__About this task__
Using the entries below, quote exactly the span of lines that begins with the line containing "Reverse-engineer this chart into JSON." and ends with the final line.

__Source data__
■ ■ ■ ■ ■ ■ ■

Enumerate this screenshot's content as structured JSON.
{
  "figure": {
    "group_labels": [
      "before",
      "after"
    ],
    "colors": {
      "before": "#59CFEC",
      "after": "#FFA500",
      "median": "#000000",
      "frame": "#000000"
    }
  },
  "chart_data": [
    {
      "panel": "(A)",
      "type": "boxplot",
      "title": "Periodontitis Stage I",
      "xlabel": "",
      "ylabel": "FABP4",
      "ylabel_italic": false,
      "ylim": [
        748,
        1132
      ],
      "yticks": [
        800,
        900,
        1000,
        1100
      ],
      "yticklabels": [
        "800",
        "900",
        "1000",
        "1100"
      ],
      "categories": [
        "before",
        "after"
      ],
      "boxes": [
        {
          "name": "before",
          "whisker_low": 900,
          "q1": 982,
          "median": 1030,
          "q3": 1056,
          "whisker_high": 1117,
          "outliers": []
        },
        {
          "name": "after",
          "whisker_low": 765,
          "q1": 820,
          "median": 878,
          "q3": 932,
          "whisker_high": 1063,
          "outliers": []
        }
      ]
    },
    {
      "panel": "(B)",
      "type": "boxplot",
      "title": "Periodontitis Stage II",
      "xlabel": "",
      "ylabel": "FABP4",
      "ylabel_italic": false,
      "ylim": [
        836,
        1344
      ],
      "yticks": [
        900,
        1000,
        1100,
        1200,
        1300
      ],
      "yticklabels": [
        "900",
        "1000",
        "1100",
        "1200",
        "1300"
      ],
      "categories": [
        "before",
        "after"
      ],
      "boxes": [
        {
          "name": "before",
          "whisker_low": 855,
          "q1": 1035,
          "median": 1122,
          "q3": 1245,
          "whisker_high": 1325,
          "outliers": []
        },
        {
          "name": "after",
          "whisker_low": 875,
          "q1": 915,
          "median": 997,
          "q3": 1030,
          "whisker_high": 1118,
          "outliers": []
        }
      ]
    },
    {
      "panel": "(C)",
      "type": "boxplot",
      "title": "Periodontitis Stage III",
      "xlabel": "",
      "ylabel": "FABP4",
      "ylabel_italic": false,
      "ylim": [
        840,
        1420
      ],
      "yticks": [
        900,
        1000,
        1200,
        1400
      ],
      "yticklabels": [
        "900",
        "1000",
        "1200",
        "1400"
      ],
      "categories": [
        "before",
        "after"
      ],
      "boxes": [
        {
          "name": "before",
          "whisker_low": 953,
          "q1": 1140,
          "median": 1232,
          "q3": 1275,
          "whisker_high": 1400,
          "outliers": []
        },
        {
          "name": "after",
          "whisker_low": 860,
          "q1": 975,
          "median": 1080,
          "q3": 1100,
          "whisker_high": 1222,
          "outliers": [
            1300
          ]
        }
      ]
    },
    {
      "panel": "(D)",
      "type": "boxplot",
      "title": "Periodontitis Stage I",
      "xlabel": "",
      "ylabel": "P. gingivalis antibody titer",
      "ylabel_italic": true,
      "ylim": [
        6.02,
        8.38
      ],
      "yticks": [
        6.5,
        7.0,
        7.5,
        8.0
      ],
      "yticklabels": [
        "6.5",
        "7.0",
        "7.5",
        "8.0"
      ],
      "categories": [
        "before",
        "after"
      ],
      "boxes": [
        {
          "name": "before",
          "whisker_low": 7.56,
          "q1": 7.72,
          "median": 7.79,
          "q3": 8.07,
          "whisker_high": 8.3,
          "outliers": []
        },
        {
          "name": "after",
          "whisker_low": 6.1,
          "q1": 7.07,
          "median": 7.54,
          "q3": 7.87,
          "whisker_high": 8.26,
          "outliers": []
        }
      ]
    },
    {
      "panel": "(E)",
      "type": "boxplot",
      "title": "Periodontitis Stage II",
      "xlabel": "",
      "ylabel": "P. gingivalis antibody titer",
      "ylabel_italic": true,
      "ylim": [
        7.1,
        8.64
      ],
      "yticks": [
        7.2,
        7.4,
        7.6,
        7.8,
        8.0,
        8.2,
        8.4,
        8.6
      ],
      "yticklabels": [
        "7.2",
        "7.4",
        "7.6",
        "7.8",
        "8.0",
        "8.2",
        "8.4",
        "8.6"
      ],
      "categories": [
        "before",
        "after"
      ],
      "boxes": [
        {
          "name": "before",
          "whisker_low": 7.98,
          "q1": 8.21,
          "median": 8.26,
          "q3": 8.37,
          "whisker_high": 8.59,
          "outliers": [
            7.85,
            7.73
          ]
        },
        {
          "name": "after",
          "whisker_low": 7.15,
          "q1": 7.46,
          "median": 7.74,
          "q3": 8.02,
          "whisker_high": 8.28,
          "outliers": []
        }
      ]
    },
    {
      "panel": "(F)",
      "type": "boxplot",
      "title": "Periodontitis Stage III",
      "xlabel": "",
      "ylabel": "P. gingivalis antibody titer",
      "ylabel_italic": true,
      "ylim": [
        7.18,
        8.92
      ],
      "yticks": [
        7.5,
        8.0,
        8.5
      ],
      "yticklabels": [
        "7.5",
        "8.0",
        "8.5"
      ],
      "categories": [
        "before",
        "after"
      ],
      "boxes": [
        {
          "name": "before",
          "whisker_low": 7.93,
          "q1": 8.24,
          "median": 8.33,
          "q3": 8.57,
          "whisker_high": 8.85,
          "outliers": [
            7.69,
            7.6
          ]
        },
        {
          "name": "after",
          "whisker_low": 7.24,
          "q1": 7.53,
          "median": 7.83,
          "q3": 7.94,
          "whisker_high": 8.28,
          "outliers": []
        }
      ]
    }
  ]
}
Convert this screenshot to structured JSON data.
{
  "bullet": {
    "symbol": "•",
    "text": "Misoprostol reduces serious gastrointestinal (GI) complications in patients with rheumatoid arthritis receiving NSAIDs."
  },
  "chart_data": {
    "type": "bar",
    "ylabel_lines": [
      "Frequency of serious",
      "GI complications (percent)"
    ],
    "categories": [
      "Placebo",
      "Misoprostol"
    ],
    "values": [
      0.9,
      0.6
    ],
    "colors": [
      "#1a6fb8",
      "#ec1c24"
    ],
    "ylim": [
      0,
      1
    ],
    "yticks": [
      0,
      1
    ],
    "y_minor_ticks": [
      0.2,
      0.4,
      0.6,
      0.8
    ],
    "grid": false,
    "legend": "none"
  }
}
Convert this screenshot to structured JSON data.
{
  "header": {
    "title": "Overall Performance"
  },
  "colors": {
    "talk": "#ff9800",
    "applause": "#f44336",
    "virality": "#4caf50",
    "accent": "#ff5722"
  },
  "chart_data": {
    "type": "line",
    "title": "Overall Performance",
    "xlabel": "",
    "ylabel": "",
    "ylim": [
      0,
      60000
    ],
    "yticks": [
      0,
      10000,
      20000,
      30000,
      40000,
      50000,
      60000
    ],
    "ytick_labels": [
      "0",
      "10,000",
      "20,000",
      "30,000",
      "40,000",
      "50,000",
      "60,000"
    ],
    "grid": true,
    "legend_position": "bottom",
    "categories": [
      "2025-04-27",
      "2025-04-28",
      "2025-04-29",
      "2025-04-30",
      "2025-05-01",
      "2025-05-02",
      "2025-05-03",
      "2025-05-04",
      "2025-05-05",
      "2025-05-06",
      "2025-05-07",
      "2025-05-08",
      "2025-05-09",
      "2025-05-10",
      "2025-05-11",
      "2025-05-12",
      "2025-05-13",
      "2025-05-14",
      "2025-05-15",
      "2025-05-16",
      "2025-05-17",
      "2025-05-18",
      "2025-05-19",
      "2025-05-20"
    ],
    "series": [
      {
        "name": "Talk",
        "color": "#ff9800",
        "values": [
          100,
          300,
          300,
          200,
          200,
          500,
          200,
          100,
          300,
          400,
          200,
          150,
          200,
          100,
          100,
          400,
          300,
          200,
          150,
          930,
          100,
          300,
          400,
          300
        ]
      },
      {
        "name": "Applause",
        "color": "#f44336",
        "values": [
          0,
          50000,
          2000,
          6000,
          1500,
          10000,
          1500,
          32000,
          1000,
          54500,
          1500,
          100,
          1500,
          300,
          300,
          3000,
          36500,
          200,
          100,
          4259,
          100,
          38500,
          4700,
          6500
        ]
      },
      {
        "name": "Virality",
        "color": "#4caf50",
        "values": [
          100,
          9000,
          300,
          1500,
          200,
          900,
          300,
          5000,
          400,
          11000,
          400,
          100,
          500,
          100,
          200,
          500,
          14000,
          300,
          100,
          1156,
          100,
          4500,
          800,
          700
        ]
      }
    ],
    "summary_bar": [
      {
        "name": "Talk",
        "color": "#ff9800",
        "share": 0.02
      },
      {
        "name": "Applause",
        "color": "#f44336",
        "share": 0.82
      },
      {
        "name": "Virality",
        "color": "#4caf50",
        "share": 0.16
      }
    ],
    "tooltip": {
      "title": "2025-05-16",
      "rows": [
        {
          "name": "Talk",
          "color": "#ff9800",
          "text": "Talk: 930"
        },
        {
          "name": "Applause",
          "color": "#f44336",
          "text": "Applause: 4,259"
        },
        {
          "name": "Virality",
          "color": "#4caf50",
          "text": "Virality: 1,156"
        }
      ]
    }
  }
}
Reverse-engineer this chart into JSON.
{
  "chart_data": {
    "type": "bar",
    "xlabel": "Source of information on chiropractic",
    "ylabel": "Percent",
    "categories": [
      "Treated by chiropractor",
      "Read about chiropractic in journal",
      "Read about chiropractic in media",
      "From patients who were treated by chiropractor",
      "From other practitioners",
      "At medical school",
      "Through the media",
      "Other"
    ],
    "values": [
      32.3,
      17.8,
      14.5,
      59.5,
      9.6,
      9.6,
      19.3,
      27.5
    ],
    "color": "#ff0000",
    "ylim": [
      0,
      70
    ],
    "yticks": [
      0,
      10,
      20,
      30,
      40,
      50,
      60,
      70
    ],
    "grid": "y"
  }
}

■ ■ ■ ■ ■ ■ ■

__Result of the task__
Reverse-engineer this chart into JSON.
{
  "chart_data": {
    "type": "bar",
    "xlabel": "Source of information on chiropractic",
    "ylabel": "Percent",
    "categories": [
      "Treated by chiropractor",
      "Read about chiropractic in journal",
      "Read about chiropractic in media",
      "From patients who were treated by chiropractor",
      "From other practitioners",
      "At medical school",
      "Through the media",
      "Other"
    ],
    "values": [
      32.3,
      17.8,
      14.5,
      59.5,
      9.6,
      9.6,
      19.3,
      27.5
    ],
    "color": "#ff0000",
    "ylim": [
      0,
      70
    ],
    "yticks": [
      0,
      10,
      20,
      30,
      40,
      50,
      60,
      70
    ],
    "grid": "y"
  }
}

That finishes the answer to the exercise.